Task prompt
Copy each line that contains the string "髙山和己".

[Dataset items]
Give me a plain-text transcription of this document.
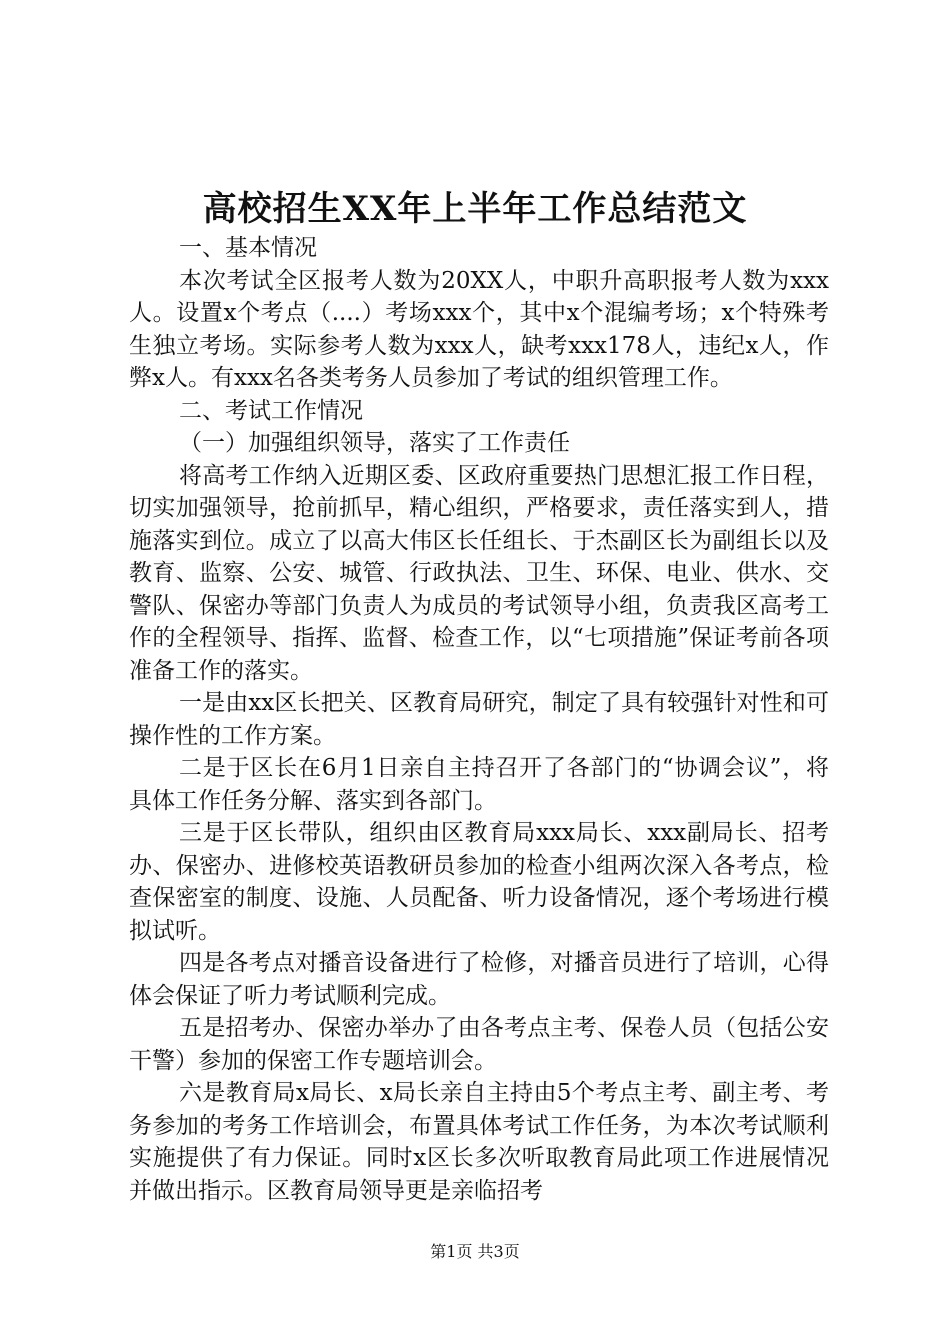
高校招生XX年上半年工作总结范文

一、基本情况

本次考试全区报考人数为20XX人，中职升高职报考人数为xxx人。设置x个考点（....）考场xxx个，其中x个混编考场；x个特殊考生独立考场。实际参考人数为xxx人，缺考xxx178人，违纪x人，作弊x人。有xxx名各类考务人员参加了考试的组织管理工作。

二、考试工作情况

（一）加强组织领导，落实了工作责任

将高考工作纳入近期区委、区政府重要热门思想汇报工作日程，切实加强领导，抢前抓早，精心组织，严格要求，责任落实到人，措施落实到位。成立了以高大伟区长任组长、于杰副区长为副组长以及教育、监察、公安、城管、行政执法、卫生、环保、电业、供水、交警队、保密办等部门负责人为成员的考试领导小组，负责我区高考工作的全程领导、指挥、监督、检查工作，以“七项措施”保证考前各项准备工作的落实。

一是由xx区长把关、区教育局研究，制定了具有较强针对性和可操作性的工作方案。

二是于区长在6月1日亲自主持召开了各部门的“协调会议”，将具体工作任务分解、落实到各部门。

三是于区长带队，组织由区教育局xxx局长、xxx副局长、招考办、保密办、进修校英语教研员参加的检查小组两次深入各考点，检查保密室的制度、设施、人员配备、听力设备情况，逐个考场进行模拟试听。

四是各考点对播音设备进行了检修，对播音员进行了培训，心得体会保证了听力考试顺利完成。

五是招考办、保密办举办了由各考点主考、保卷人员（包括公安干警）参加的保密工作专题培训会。

六是教育局x局长、x局长亲自主持由5个考点主考、副主考、考务参加的考务工作培训会，布置具体考试工作任务，为本次考试顺利实施提供了有力保证。同时x区长多次听取教育局此项工作进展情况并做出指示。区教育局领导更是亲临招考

第1页 共3页
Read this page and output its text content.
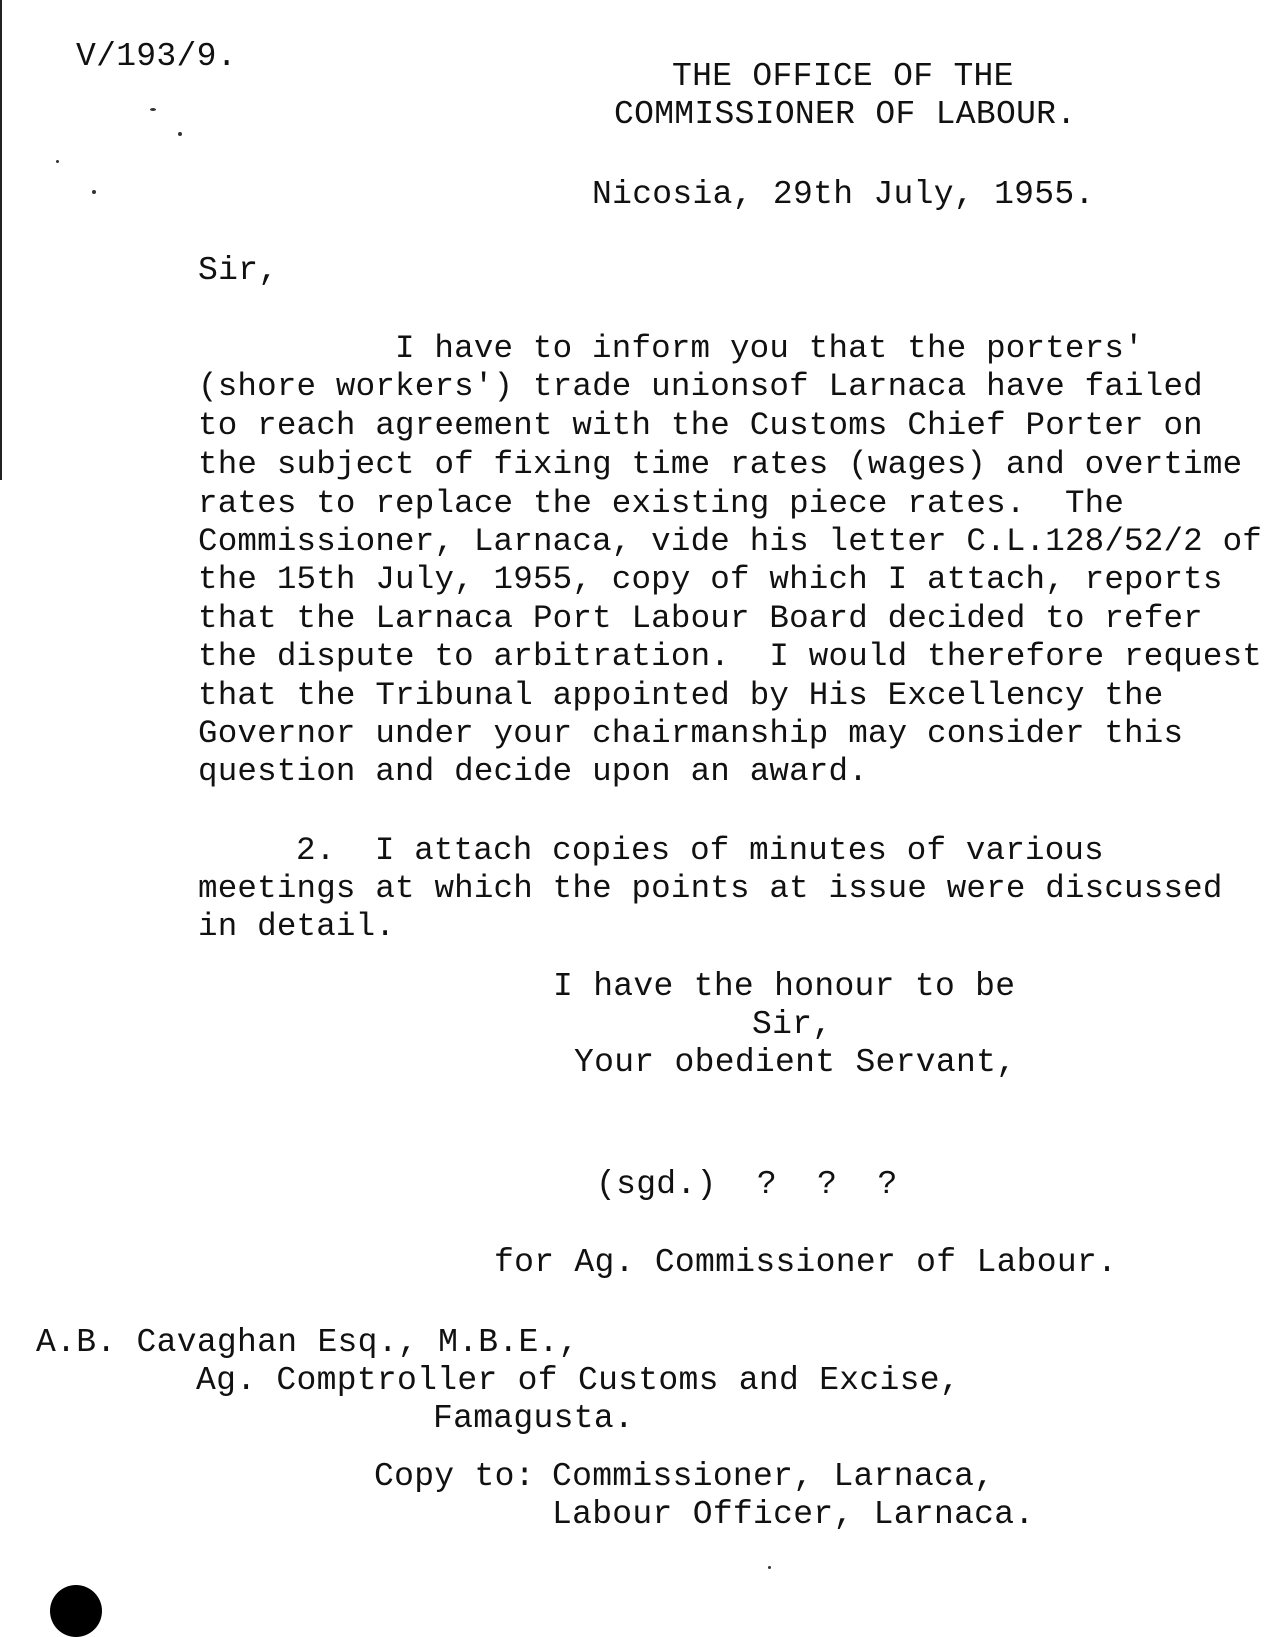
V/193/9.
THE OFFICE OF THE
COMMISSIONER OF LABOUR.
Nicosia, 29th July, 1955.
Sir,
I have to inform you that the porters'
(shore workers') trade unionsof Larnaca have failed
to reach agreement with the Customs Chief Porter on
the subject of fixing time rates (wages) and overtime
rates to replace the existing piece rates.  The
Commissioner, Larnaca, vide his letter C.L.128/52/2 of
the 15th July, 1955, copy of which I attach, reports
that the Larnaca Port Labour Board decided to refer
the dispute to arbitration.  I would therefore request
that the Tribunal appointed by His Excellency the
Governor under your chairmanship may consider this
question and decide upon an award.
2.  I attach copies of minutes of various
meetings at which the points at issue were discussed
in detail.
I have the honour to be
Sir,
Your obedient Servant,
(sgd.)  ?  ?  ?
for Ag. Commissioner of Labour.
A.B. Cavaghan Esq., M.B.E.,
Ag. Comptroller of Customs and Excise,
Famagusta.
Copy to: Commissioner, Larnaca,
Labour Officer, Larnaca.
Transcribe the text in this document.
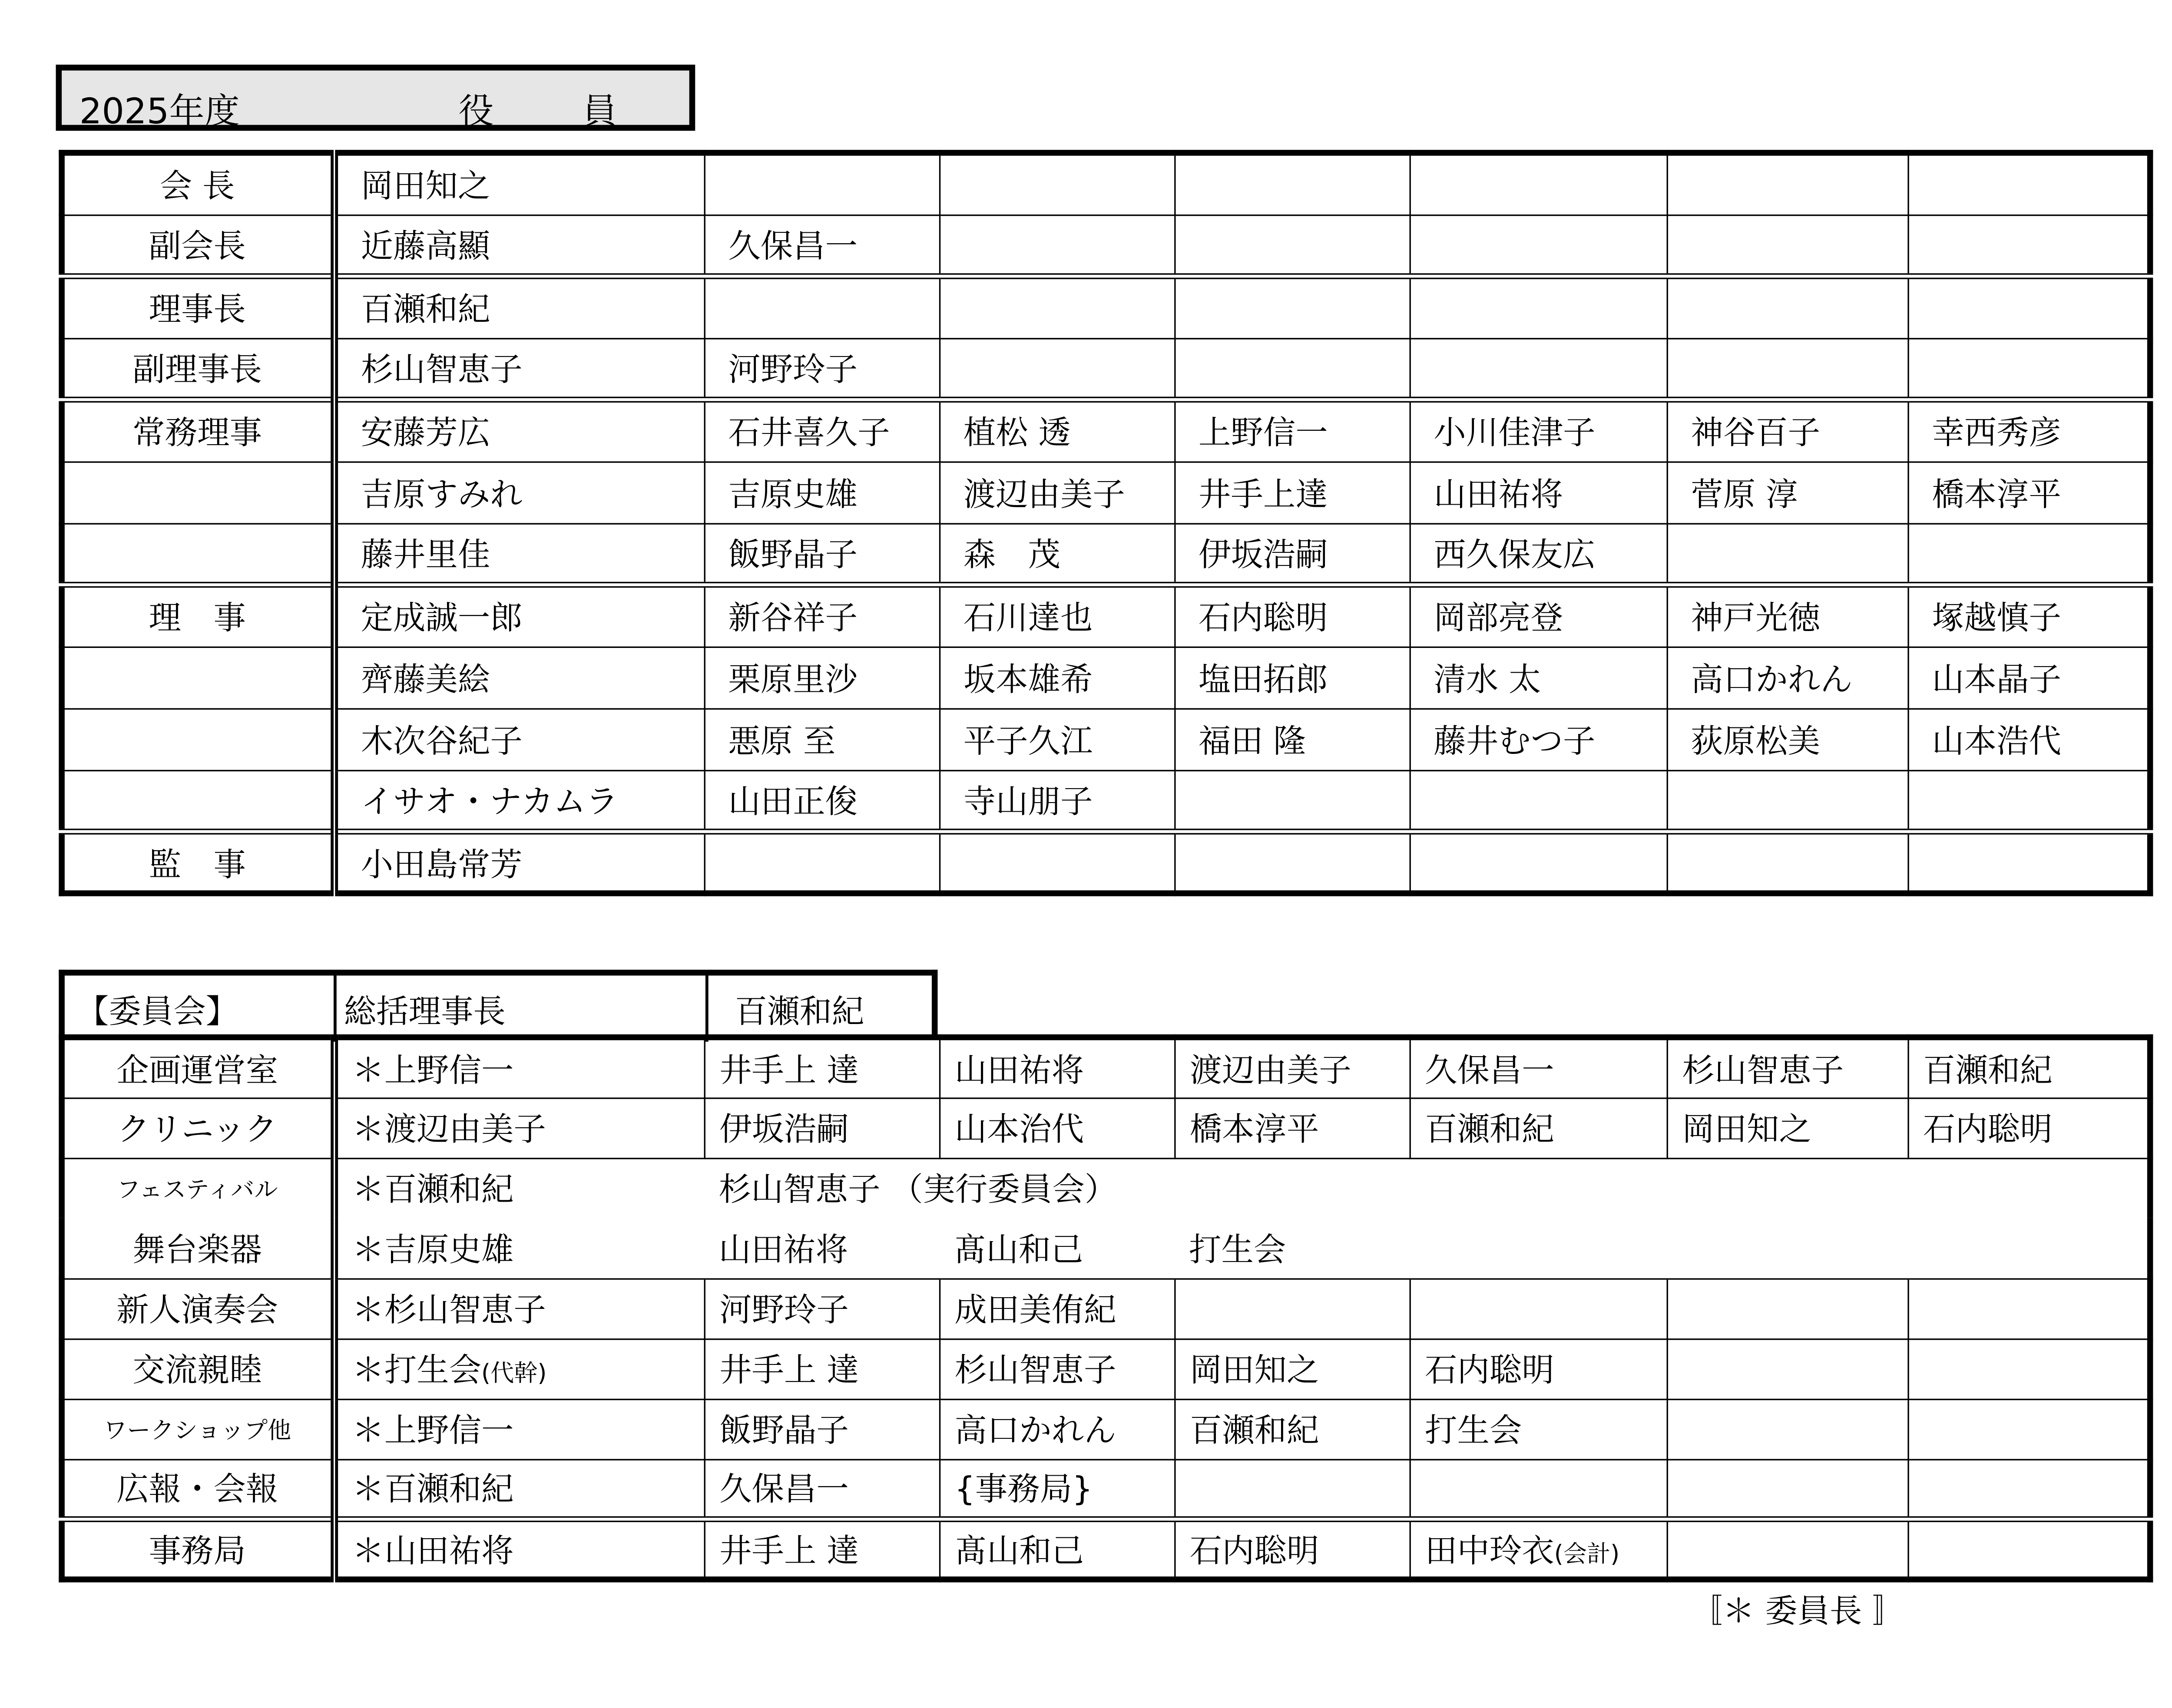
2025年度	役　員
会 長	岡田知之						
副会長	近藤高顯	久保昌一					
理事長	百瀬和紀						
副理事長	杉山智恵子	河野玲子					
常務理事	安藤芳広	石井喜久子	植松 透	上野信一	小川佳津子	神谷百子	幸西秀彦
	吉原すみれ	吉原史雄	渡辺由美子	井手上達	山田祐将	菅原 淳	橋本淳平
	藤井里佳	飯野晶子	森　茂	伊坂浩嗣	西久保友広		
理　事	定成誠一郎	新谷祥子	石川達也	石内聡明	岡部亮登	神戸光徳	塚越慎子
	齊藤美絵	栗原里沙	坂本雄希	塩田拓郎	清水 太	高口かれん	山本晶子
	木次谷紀子	悪原 至	平子久江	福田 隆	藤井むつ子	荻原松美	山本浩代
	イサオ・ナカムラ	山田正俊	寺山朋子				
監　事	小田島常芳						
【委員会】	総括理事長	百瀬和紀
企画運営室	＊上野信一	井手上 達	山田祐将	渡辺由美子	久保昌一	杉山智恵子	百瀬和紀
クリニック	＊渡辺由美子	伊坂浩嗣	山本治代	橋本淳平	百瀬和紀	岡田知之	石内聡明
フェスティバル	＊百瀬和紀	杉山智恵子 （実行委員会）					
舞台楽器	＊吉原史雄	山田祐将	髙山和己	打生会			
新人演奏会	＊杉山智恵子	河野玲子	成田美侑紀				
交流親睦	＊打生会(代幹)	井手上 達	杉山智恵子	岡田知之	石内聡明		
ワークショップ他	＊上野信一	飯野晶子	高口かれん	百瀬和紀	打生会		
広報・会報	＊百瀬和紀	久保昌一	{事務局}				
事務局	＊山田祐将	井手上 達	髙山和己	石内聡明	田中玲衣(会計)		
〚＊ 委員長 〛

Correct result
舞台楽器	＊吉原史雄	山田祐将	髙山和己	打生会			
事務局	＊山田祐将	井手上 達	髙山和己	石内聡明	田中玲衣(会計)		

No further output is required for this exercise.